[Stored entries]
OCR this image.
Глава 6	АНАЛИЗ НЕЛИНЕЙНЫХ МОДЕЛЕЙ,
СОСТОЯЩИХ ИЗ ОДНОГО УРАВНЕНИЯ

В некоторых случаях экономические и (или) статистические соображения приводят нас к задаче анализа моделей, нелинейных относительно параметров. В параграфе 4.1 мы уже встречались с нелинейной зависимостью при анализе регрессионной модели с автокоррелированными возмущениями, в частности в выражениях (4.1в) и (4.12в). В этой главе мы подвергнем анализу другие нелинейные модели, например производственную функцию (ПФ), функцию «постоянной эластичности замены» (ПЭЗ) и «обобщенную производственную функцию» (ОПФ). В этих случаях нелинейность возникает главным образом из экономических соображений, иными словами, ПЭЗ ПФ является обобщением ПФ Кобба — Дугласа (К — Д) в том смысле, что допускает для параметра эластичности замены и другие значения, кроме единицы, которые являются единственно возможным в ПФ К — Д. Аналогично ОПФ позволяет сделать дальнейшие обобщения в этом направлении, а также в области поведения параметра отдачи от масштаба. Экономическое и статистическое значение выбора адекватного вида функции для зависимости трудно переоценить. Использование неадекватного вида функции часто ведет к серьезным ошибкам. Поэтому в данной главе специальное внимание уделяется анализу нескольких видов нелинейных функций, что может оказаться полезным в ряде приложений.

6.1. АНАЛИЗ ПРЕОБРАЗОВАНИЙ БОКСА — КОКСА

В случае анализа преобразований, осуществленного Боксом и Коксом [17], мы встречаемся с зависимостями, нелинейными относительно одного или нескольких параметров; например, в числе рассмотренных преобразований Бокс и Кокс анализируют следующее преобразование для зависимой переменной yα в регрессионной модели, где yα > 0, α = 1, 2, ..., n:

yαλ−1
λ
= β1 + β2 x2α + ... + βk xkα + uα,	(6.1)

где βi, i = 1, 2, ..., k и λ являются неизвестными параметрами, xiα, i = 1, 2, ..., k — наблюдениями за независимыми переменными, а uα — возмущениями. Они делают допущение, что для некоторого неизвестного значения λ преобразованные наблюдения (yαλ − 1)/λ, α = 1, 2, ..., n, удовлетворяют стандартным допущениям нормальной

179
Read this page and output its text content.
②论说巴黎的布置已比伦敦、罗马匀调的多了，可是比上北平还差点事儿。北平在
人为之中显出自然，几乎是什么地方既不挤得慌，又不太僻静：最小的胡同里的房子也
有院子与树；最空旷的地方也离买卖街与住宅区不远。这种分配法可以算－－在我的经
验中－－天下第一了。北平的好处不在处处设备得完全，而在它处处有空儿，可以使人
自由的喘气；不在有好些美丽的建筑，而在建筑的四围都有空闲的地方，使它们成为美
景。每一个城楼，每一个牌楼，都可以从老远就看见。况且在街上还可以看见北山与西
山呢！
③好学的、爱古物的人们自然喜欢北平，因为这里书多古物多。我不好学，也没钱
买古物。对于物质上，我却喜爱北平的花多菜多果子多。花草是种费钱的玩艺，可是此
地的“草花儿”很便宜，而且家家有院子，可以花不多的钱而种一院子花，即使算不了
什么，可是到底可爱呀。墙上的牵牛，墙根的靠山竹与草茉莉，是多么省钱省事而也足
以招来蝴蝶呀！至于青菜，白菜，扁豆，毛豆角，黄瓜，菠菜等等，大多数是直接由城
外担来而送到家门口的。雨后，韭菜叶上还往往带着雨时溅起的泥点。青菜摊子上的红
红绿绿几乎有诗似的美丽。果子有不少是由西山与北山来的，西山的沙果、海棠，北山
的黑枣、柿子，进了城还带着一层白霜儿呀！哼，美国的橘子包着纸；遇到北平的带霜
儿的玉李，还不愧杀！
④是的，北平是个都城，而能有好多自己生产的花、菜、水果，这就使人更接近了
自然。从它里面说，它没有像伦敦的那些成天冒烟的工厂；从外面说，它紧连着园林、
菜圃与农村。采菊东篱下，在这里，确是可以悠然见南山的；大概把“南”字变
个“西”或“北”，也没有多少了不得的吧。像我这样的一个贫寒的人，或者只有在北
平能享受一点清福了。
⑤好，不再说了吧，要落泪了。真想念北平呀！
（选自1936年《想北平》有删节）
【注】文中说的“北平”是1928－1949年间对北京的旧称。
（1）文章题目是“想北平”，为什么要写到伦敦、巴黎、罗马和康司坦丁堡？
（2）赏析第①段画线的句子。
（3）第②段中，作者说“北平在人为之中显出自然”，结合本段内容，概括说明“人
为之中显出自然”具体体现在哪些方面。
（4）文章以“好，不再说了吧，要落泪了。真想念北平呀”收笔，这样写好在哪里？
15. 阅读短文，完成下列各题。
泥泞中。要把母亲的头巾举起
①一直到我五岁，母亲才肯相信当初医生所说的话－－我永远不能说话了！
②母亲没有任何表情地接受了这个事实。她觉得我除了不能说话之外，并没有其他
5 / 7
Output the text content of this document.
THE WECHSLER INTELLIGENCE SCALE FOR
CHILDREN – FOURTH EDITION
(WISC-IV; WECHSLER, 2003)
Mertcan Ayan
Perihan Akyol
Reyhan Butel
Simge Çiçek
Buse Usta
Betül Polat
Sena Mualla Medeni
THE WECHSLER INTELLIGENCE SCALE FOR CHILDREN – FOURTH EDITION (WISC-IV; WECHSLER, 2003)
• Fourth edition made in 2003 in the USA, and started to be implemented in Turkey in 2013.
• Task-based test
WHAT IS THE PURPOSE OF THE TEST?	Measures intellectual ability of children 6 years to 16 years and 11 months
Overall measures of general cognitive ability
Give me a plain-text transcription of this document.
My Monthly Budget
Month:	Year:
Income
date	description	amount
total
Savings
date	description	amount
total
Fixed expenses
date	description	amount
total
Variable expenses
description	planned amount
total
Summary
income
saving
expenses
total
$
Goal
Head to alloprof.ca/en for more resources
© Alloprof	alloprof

What is being asked
Starting at the line that contains "Output the text content of this document.", copy each line exactly through the end of the listing above. Include that first line and the last one, and add nothing.

The response
Output the text content of this document.
THE WECHSLER INTELLIGENCE SCALE FOR
CHILDREN – FOURTH EDITION
(WISC-IV; WECHSLER, 2003)
Mertcan Ayan
Perihan Akyol
Reyhan Butel
Simge Çiçek
Buse Usta
Betül Polat
Sena Mualla Medeni
THE WECHSLER INTELLIGENCE SCALE FOR CHILDREN – FOURTH EDITION (WISC-IV; WECHSLER, 2003)
• Fourth edition made in 2003 in the USA, and started to be implemented in Turkey in 2013.
• Task-based test
WHAT IS THE PURPOSE OF THE TEST?	Measures intellectual ability of children 6 years to 16 years and 11 months
Overall measures of general cognitive ability
Give me a plain-text transcription of this document.
My Monthly Budget
Month:	Year:
Income
date	description	amount
total
Savings
date	description	amount
total
Fixed expenses
date	description	amount
total
Variable expenses
description	planned amount
total
Summary
income
saving
expenses
total
$
Goal
Head to alloprof.ca/en for more resources
© Alloprof	alloprof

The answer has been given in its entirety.